## Requirements
Reproduce all the entries exactly.

[Figure record listings]
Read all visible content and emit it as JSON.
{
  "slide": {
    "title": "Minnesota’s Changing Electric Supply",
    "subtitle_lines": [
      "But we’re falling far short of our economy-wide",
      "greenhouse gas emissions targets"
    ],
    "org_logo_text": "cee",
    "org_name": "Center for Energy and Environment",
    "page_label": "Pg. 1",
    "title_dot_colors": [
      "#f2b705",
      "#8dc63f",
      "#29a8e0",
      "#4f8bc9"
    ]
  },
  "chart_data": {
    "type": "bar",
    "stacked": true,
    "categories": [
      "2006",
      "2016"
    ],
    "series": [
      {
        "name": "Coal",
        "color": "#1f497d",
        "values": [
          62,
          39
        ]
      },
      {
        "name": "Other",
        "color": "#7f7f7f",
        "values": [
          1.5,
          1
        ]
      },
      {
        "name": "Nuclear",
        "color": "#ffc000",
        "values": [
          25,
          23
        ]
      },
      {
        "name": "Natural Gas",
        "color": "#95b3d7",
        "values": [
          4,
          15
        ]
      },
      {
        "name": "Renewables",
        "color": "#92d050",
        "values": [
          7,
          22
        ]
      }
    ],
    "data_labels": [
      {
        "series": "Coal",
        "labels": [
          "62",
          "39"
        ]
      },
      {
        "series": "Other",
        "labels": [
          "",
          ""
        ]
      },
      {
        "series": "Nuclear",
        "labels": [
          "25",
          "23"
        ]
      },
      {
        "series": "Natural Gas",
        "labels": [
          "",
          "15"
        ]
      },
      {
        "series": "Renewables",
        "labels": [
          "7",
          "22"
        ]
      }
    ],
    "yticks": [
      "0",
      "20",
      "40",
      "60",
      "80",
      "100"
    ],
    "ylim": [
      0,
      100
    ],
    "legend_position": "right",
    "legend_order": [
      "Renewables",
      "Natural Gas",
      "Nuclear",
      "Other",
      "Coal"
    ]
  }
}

## Task solution
Read all visible content and emit it as JSON.
{
  "slide": {
    "title": "Minnesota’s Changing Electric Supply",
    "subtitle_lines": [
      "But we’re falling far short of our economy-wide",
      "greenhouse gas emissions targets"
    ],
    "org_logo_text": "cee",
    "org_name": "Center for Energy and Environment",
    "page_label": "Pg. 1",
    "title_dot_colors": [
      "#f2b705",
      "#8dc63f",
      "#29a8e0",
      "#4f8bc9"
    ]
  },
  "chart_data": {
    "type": "bar",
    "stacked": true,
    "categories": [
      "2006",
      "2016"
    ],
    "series": [
      {
        "name": "Coal",
        "color": "#1f497d",
        "values": [
          62,
          39
        ]
      },
      {
        "name": "Other",
        "color": "#7f7f7f",
        "values": [
          1.5,
          1
        ]
      },
      {
        "name": "Nuclear",
        "color": "#ffc000",
        "values": [
          25,
          23
        ]
      },
      {
        "name": "Natural Gas",
        "color": "#95b3d7",
        "values": [
          4,
          15
        ]
      },
      {
        "name": "Renewables",
        "color": "#92d050",
        "values": [
          7,
          22
        ]
      }
    ],
    "data_labels": [
      {
        "series": "Coal",
        "labels": [
          "62",
          "39"
        ]
      },
      {
        "series": "Other",
        "labels": [
          "",
          ""
        ]
      },
      {
        "series": "Nuclear",
        "labels": [
          "25",
          "23"
        ]
      },
      {
        "series": "Natural Gas",
        "labels": [
          "",
          "15"
        ]
      },
      {
        "series": "Renewables",
        "labels": [
          "7",
          "22"
        ]
      }
    ],
    "yticks": [
      "0",
      "20",
      "40",
      "60",
      "80",
      "100"
    ],
    "ylim": [
      0,
      100
    ],
    "legend_position": "right",
    "legend_order": [
      "Renewables",
      "Natural Gas",
      "Nuclear",
      "Other",
      "Coal"
    ]
  }
}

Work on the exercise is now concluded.